Source passage |
━━━━━━━━━━━━━━━━
Is it tough combating it? “Actually, it’s not. The other way for me was tougher because I was not living. I chose the option to not feel, and that means you’re not living. In the last six months I’ve felt I’m alive, engaged in my own life, present, accountable and responsible.And the irony is, I’m becoming the person I was trying to be all along.”
When he wrote the collection of songs with titles like Won’t Let You Down, he wasn’t yet that person. “I couldn’t seem to grasp growing up. I couldn’t grasp responsibility. I didn’t have the direction I needed.”
What gave you that direction? “Surrender. Throwing up my hand and saying, ‘Help.’” What did this stint in rehab teach you that the previous one didn’t? (In 1998 he sought help at Nashville’s Cumberland Heights Alcohol and Drug Treatment Center.) “I was able to find my identity of who I am off stage. I’ve played music my whole life.” (He won talent shows when he was 8 and at 15 he dropped out of full-time school to play in bands at beer halls across Queensland, Australia.)
“It’s the only life that I have ever known, so it was a great opportunity for me to discover myself, not the musician but me. A lot of musicians struggle with that. When they are off the stage they get lost.” Did you also feel that after years of struggle you couldn’t cope with success? He arrived in Nashville from Australia at only 23 and was to shuffle back and forth for a decade before he was given a lucrative deal.
“No, I didn’t feel that. For me it was years of hitting my head against a brick wall after the novelty of living in Nashville wore off. “There was constant frustration, rejection, friction and stagnation. But for three, four, five years that still didn’t bother me, because I was excited to be there. After a while it started to wear me down. I think it was that it would bubble up at some point, this resentment, this frustration. Not towards any people but just towards the calling itself.”
Did you only start to feel this when you were no longer rejected? “You mean, did I find a comfort in the struggle?” he chuckles. “Yes, absolutely. That’s all part of letting go because that is actually insane.”
Was it hideous to be locked up (in rehab) for three months? Did they make you clean floors? “I think those types of journeys are all very personal and very different,” he says, intentionally vaguely. There’s a pause where suddenly the Dior smell seems thick and pungent, not easy and clean. Suddenly there’s a sliver of darkness in his light. You’re a Scorpio, aren’t you? “Yes, how could you tell?” Because you’re intense, moody, watchful.
“My brother is a Scorpio and he’s completely different to me, far more intense. I have mellowed a lot over the years,” he says, reintroducing easy-breezy. His brother is older by two years and couldn’t be further from the music and the limelight. “He’s predominantly a dad and a husband. He loves being at home.
━━━━━━━━━━━━━━━━
Data excerpt |
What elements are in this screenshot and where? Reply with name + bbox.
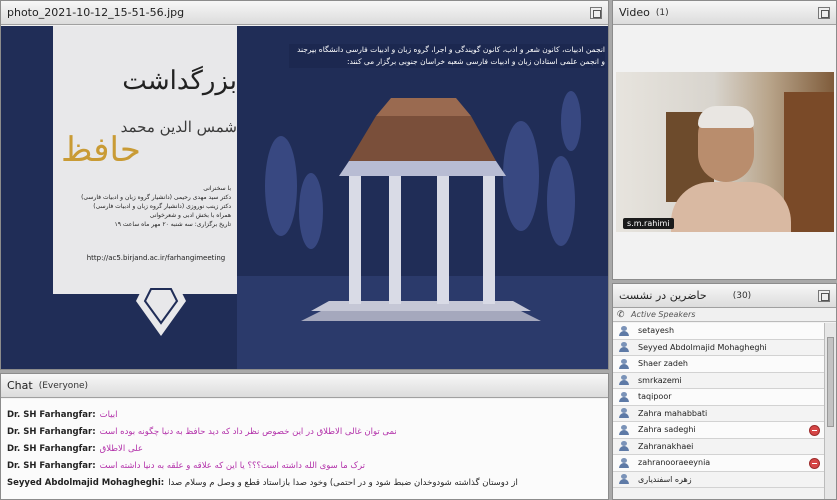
━━━━━━━━━━━━━━━━
Work to be completed |
Can you condense the paragraph of the interview that begins "What gave you that direction?" into a short bulleted list that keeps its main facts?

Exercise response |
- What gave him direction was surrender: throwing up his hand and asking for help.
- He had sought help once before, in 1998, at Nashville's Cumberland Heights Alcohol and Drug Treatment Center.
- Unlike that earlier stay, this stint in rehab let him find his identity off stage.
- He has played music his whole life. He won talent shows at 8, and at 15 he dropped out of full-time school to play in bands at beer halls across Queensland, Australia.